#### Task directions:
Rewrite the material from the line that contains "Patent image size: (1345, 714)." through the line that contains "The electronic device 10 is at (1184, 75)." as a Markdown table with the columns Row and Line. Include both of those lines, number the rows, and leave out blank lines.

#### Data provided:
>> begin

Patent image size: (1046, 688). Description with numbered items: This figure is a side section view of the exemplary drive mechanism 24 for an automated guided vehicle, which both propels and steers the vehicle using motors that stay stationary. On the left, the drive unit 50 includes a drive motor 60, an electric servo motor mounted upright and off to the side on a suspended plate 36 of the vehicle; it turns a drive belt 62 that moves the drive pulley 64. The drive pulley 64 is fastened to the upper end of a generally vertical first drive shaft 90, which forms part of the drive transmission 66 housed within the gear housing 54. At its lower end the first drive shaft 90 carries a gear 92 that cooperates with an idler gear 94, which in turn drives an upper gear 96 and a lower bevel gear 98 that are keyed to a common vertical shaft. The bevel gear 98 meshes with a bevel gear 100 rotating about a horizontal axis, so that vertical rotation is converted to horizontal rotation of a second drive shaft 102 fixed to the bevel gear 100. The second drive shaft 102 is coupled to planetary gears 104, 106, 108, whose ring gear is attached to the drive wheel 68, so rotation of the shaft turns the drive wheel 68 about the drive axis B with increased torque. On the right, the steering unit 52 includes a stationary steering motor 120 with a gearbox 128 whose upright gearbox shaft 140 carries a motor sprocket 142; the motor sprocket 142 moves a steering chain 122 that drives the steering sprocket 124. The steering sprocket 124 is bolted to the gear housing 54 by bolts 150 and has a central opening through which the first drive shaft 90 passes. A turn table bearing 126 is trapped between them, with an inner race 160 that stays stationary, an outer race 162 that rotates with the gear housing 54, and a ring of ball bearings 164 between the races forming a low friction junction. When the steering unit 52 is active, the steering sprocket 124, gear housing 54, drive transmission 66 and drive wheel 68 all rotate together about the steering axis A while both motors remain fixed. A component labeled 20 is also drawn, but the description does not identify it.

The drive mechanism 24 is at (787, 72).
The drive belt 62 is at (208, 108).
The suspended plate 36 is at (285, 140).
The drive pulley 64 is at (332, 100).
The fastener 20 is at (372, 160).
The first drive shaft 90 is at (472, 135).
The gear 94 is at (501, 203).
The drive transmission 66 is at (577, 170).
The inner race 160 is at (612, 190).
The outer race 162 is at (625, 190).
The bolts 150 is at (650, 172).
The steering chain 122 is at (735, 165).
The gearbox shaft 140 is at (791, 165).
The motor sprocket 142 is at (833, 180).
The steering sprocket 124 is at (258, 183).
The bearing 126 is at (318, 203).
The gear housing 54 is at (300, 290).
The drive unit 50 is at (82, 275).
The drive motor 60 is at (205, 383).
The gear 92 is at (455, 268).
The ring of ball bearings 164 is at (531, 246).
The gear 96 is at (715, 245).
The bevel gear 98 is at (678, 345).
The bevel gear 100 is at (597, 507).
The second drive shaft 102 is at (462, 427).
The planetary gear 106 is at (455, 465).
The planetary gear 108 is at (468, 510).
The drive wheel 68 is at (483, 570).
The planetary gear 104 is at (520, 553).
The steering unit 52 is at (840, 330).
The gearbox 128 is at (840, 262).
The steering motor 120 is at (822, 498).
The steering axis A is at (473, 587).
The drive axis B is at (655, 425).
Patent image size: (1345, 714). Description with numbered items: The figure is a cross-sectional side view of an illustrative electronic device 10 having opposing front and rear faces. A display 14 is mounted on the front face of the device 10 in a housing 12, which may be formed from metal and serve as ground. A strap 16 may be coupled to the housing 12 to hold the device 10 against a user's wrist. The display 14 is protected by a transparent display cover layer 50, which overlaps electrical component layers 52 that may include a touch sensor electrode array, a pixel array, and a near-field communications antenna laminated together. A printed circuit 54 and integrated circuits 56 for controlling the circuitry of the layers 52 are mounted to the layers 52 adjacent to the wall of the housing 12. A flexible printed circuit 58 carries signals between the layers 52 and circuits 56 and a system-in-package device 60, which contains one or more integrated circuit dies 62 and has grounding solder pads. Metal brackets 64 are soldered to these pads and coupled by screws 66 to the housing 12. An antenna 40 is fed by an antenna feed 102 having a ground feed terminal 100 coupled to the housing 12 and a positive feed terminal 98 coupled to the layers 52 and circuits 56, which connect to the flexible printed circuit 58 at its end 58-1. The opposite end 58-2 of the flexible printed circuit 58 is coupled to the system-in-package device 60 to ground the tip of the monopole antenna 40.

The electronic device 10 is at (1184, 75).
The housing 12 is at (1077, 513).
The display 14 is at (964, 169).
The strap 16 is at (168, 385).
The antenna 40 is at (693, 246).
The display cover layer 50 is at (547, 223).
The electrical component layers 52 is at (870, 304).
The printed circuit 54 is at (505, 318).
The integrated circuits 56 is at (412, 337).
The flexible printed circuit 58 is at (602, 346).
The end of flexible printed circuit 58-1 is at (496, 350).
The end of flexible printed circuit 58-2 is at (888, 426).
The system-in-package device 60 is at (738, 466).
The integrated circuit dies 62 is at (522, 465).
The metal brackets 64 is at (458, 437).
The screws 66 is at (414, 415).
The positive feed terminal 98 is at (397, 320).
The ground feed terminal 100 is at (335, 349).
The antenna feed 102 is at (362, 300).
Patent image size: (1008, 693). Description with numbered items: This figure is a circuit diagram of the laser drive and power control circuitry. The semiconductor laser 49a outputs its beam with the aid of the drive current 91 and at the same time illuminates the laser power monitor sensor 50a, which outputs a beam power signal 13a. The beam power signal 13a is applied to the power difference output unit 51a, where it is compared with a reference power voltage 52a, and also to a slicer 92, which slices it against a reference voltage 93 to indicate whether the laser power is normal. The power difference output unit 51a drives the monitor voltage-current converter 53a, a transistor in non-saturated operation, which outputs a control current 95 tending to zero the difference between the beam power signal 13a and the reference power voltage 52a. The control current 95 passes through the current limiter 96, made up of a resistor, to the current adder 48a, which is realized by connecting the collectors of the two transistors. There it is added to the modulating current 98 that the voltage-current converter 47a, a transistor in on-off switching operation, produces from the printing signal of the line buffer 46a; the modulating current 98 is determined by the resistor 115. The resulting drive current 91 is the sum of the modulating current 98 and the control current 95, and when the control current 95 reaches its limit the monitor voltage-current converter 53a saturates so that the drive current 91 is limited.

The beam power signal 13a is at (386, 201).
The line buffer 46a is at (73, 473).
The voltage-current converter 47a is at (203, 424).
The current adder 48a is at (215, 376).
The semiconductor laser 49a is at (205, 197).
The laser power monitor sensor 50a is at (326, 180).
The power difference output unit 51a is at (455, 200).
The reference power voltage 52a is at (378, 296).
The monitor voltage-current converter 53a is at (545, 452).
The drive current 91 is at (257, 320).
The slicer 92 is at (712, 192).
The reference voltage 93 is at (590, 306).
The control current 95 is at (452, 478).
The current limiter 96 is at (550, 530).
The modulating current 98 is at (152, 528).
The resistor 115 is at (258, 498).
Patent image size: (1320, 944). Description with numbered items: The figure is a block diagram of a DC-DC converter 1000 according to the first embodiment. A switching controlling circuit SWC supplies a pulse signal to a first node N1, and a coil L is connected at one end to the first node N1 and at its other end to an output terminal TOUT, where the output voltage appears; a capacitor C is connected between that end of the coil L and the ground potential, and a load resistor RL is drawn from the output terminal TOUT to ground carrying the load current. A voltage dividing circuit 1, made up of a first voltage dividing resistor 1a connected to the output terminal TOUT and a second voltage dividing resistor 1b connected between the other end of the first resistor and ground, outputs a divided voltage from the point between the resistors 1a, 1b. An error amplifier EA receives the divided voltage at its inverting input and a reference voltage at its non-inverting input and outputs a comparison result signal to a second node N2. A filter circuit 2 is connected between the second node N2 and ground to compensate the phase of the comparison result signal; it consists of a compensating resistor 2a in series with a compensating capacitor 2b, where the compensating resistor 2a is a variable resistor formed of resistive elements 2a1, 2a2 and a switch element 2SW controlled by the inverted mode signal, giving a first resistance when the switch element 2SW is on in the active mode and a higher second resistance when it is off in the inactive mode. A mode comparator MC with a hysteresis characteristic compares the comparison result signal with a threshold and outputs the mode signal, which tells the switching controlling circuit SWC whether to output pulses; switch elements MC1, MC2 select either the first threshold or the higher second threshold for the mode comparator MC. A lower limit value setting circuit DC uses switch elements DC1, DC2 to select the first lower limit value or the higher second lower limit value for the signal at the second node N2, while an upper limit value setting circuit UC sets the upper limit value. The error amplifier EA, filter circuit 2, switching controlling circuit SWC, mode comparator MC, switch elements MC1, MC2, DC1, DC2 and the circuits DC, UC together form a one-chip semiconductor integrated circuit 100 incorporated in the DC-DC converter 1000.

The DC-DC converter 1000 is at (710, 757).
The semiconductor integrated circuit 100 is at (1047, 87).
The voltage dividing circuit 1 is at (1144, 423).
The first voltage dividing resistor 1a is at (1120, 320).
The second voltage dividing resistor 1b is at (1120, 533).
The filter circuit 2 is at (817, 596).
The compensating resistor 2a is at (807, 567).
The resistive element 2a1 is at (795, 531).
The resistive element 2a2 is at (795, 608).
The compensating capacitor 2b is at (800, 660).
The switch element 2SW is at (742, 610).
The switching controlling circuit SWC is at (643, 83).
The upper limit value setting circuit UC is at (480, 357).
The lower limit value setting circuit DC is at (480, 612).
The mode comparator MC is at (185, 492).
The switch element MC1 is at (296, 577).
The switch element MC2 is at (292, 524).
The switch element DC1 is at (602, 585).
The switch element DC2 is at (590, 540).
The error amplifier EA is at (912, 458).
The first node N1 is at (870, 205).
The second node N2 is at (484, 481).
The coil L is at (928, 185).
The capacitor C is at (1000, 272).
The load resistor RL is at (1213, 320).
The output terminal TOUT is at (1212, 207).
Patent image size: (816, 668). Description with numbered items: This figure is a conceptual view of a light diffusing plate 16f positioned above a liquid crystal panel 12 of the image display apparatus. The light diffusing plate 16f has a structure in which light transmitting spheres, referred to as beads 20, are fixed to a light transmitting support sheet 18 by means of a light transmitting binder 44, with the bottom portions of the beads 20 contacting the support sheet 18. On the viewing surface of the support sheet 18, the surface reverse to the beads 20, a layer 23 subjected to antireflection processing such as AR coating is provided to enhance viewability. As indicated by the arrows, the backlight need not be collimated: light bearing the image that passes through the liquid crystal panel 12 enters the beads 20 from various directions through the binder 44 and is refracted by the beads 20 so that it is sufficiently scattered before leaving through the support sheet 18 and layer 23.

>> end

#### Answer to the task:
| Row | Line |
|---|---|
| 1 | Patent image size: (1345, 714). Description with numbered items: The figure is a cross-sectional side view of an illustrative electronic device 10 having opposing front and rear faces. A display 14 is mounted on the front face of the device 10 in a housing 12, which may be formed from metal and serve as ground. A strap 16 may be coupled to the housing 12 to hold the device 10 against a user's wrist. The display 14 is protected by a transparent display cover layer 50, which overlaps electrical component layers 52 that may include a touch sensor electrode array, a pixel array, and a near-field communications antenna laminated together. A printed circuit 54 and integrated circuits 56 for controlling the circuitry of the layers 52 are mounted to the layers 52 adjacent to the wall of the housing 12. A flexible printed circuit 58 carries signals between the layers 52 and circuits 56 and a system-in-package device 60, which contains one or more integrated circuit dies 62 and has grounding solder pads. Metal brackets 64 are soldered to these pads and coupled by screws 66 to the housing 12. An antenna 40 is fed by an antenna feed 102 having a ground feed terminal 100 coupled to the housing 12 and a positive feed terminal 98 coupled to the layers 52 and circuits 56, which connect to the flexible printed circuit 58 at its end 58-1. The opposite end 58-2 of the flexible printed circuit 58 is coupled to the system-in-package device 60 to ground the tip of the monopole antenna 40. |
| 2 | The electronic device 10 is at (1184, 75). |